### What the task asks
Write out the listing beneath this instruction in its entirety, exactly as it reads.

** Start of Data shown **

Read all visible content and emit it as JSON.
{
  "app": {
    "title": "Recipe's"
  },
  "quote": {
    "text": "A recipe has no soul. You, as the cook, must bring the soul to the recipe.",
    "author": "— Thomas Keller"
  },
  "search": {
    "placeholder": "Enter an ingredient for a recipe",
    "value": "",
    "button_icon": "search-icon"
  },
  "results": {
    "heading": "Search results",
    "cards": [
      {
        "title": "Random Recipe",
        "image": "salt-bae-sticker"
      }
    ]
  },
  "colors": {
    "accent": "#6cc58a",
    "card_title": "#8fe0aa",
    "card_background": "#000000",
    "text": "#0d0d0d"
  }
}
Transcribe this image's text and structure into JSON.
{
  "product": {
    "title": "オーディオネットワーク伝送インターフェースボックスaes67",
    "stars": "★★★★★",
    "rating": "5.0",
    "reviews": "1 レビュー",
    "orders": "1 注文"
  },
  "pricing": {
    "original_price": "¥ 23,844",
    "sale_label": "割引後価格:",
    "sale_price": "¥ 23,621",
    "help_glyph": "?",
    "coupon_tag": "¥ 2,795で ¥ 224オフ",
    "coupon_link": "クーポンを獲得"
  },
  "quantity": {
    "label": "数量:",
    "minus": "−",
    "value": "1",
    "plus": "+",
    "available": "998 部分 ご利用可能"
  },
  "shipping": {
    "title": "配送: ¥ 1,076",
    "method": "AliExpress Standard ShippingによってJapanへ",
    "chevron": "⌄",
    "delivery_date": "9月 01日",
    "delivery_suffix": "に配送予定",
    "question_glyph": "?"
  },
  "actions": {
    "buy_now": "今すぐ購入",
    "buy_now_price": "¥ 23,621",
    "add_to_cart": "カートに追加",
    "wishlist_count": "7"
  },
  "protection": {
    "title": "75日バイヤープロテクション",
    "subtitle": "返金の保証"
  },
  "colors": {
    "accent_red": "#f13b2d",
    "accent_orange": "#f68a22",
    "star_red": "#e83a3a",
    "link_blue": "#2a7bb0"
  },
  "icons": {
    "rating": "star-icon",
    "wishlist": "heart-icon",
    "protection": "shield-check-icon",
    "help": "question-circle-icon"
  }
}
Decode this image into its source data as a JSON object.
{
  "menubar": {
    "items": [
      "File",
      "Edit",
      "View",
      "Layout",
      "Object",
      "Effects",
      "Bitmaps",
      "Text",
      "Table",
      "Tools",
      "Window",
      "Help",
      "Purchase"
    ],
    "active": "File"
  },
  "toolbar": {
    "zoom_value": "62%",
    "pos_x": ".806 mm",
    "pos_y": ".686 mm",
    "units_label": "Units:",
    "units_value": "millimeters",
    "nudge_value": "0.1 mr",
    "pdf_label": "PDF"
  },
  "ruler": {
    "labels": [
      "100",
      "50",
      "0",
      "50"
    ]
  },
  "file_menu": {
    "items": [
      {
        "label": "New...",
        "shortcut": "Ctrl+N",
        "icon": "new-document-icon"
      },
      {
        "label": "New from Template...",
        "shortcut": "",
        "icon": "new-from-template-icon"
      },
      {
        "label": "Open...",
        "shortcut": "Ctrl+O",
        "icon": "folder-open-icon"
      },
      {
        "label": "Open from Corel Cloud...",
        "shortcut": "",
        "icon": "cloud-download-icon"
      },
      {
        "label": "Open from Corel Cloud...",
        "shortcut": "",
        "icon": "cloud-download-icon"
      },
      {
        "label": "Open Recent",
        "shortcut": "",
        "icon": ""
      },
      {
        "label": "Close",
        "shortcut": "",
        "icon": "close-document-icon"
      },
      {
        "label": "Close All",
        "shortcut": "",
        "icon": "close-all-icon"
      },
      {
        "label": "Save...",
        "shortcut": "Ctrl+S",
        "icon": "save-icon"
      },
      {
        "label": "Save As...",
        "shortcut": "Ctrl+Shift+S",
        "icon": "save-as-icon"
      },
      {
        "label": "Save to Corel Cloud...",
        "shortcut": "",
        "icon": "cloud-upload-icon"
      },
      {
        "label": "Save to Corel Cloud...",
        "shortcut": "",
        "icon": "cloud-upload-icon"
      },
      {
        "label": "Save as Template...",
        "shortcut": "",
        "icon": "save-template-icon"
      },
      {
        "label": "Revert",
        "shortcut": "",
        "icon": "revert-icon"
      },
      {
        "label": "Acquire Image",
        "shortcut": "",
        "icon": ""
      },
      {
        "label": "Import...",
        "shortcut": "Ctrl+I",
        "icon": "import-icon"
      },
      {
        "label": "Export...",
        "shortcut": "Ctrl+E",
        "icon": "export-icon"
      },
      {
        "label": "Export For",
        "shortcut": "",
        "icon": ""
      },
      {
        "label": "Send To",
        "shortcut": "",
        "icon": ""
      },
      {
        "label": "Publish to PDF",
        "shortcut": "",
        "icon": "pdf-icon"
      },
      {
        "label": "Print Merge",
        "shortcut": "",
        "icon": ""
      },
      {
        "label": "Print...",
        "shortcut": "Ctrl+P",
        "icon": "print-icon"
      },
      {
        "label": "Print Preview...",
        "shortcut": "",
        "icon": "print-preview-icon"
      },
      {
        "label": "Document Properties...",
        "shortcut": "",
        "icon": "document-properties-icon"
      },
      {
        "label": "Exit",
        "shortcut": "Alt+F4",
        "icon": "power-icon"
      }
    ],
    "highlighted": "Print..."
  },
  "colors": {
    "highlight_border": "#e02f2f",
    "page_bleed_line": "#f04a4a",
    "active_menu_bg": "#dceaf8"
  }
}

** End of Data shown **

### Result of the exercise
Read all visible content and emit it as JSON.
{
  "app": {
    "title": "Recipe's"
  },
  "quote": {
    "text": "A recipe has no soul. You, as the cook, must bring the soul to the recipe.",
    "author": "— Thomas Keller"
  },
  "search": {
    "placeholder": "Enter an ingredient for a recipe",
    "value": "",
    "button_icon": "search-icon"
  },
  "results": {
    "heading": "Search results",
    "cards": [
      {
        "title": "Random Recipe",
        "image": "salt-bae-sticker"
      }
    ]
  },
  "colors": {
    "accent": "#6cc58a",
    "card_title": "#8fe0aa",
    "card_background": "#000000",
    "text": "#0d0d0d"
  }
}
Transcribe this image's text and structure into JSON.
{
  "product": {
    "title": "オーディオネットワーク伝送インターフェースボックスaes67",
    "stars": "★★★★★",
    "rating": "5.0",
    "reviews": "1 レビュー",
    "orders": "1 注文"
  },
  "pricing": {
    "original_price": "¥ 23,844",
    "sale_label": "割引後価格:",
    "sale_price": "¥ 23,621",
    "help_glyph": "?",
    "coupon_tag": "¥ 2,795で ¥ 224オフ",
    "coupon_link": "クーポンを獲得"
  },
  "quantity": {
    "label": "数量:",
    "minus": "−",
    "value": "1",
    "plus": "+",
    "available": "998 部分 ご利用可能"
  },
  "shipping": {
    "title": "配送: ¥ 1,076",
    "method": "AliExpress Standard ShippingによってJapanへ",
    "chevron": "⌄",
    "delivery_date": "9月 01日",
    "delivery_suffix": "に配送予定",
    "question_glyph": "?"
  },
  "actions": {
    "buy_now": "今すぐ購入",
    "buy_now_price": "¥ 23,621",
    "add_to_cart": "カートに追加",
    "wishlist_count": "7"
  },
  "protection": {
    "title": "75日バイヤープロテクション",
    "subtitle": "返金の保証"
  },
  "colors": {
    "accent_red": "#f13b2d",
    "accent_orange": "#f68a22",
    "star_red": "#e83a3a",
    "link_blue": "#2a7bb0"
  },
  "icons": {
    "rating": "star-icon",
    "wishlist": "heart-icon",
    "protection": "shield-check-icon",
    "help": "question-circle-icon"
  }
}
Decode this image into its source data as a JSON object.
{
  "menubar": {
    "items": [
      "File",
      "Edit",
      "View",
      "Layout",
      "Object",
      "Effects",
      "Bitmaps",
      "Text",
      "Table",
      "Tools",
      "Window",
      "Help",
      "Purchase"
    ],
    "active": "File"
  },
  "toolbar": {
    "zoom_value": "62%",
    "pos_x": ".806 mm",
    "pos_y": ".686 mm",
    "units_label": "Units:",
    "units_value": "millimeters",
    "nudge_value": "0.1 mr",
    "pdf_label": "PDF"
  },
  "ruler": {
    "labels": [
      "100",
      "50",
      "0",
      "50"
    ]
  },
  "file_menu": {
    "items": [
      {
        "label": "New...",
        "shortcut": "Ctrl+N",
        "icon": "new-document-icon"
      },
      {
        "label": "New from Template...",
        "shortcut": "",
        "icon": "new-from-template-icon"
      },
      {
        "label": "Open...",
        "shortcut": "Ctrl+O",
        "icon": "folder-open-icon"
      },
      {
        "label": "Open from Corel Cloud...",
        "shortcut": "",
        "icon": "cloud-download-icon"
      },
      {
        "label": "Open from Corel Cloud...",
        "shortcut": "",
        "icon": "cloud-download-icon"
      },
      {
        "label": "Open Recent",
        "shortcut": "",
        "icon": ""
      },
      {
        "label": "Close",
        "shortcut": "",
        "icon": "close-document-icon"
      },
      {
        "label": "Close All",
        "shortcut": "",
        "icon": "close-all-icon"
      },
      {
        "label": "Save...",
        "shortcut": "Ctrl+S",
        "icon": "save-icon"
      },
      {
        "label": "Save As...",
        "shortcut": "Ctrl+Shift+S",
        "icon": "save-as-icon"
      },
      {
        "label": "Save to Corel Cloud...",
        "shortcut": "",
        "icon": "cloud-upload-icon"
      },
      {
        "label": "Save to Corel Cloud...",
        "shortcut": "",
        "icon": "cloud-upload-icon"
      },
      {
        "label": "Save as Template...",
        "shortcut": "",
        "icon": "save-template-icon"
      },
      {
        "label": "Revert",
        "shortcut": "",
        "icon": "revert-icon"
      },
      {
        "label": "Acquire Image",
        "shortcut": "",
        "icon": ""
      },
      {
        "label": "Import...",
        "shortcut": "Ctrl+I",
        "icon": "import-icon"
      },
      {
        "label": "Export...",
        "shortcut": "Ctrl+E",
        "icon": "export-icon"
      },
      {
        "label": "Export For",
        "shortcut": "",
        "icon": ""
      },
      {
        "label": "Send To",
        "shortcut": "",
        "icon": ""
      },
      {
        "label": "Publish to PDF",
        "shortcut": "",
        "icon": "pdf-icon"
      },
      {
        "label": "Print Merge",
        "shortcut": "",
        "icon": ""
      },
      {
        "label": "Print...",
        "shortcut": "Ctrl+P",
        "icon": "print-icon"
      },
      {
        "label": "Print Preview...",
        "shortcut": "",
        "icon": "print-preview-icon"
      },
      {
        "label": "Document Properties...",
        "shortcut": "",
        "icon": "document-properties-icon"
      },
      {
        "label": "Exit",
        "shortcut": "Alt+F4",
        "icon": "power-icon"
      }
    ],
    "highlighted": "Print..."
  },
  "colors": {
    "highlight_border": "#e02f2f",
    "page_bleed_line": "#f04a4a",
    "active_menu_bg": "#dceaf8"
  }
}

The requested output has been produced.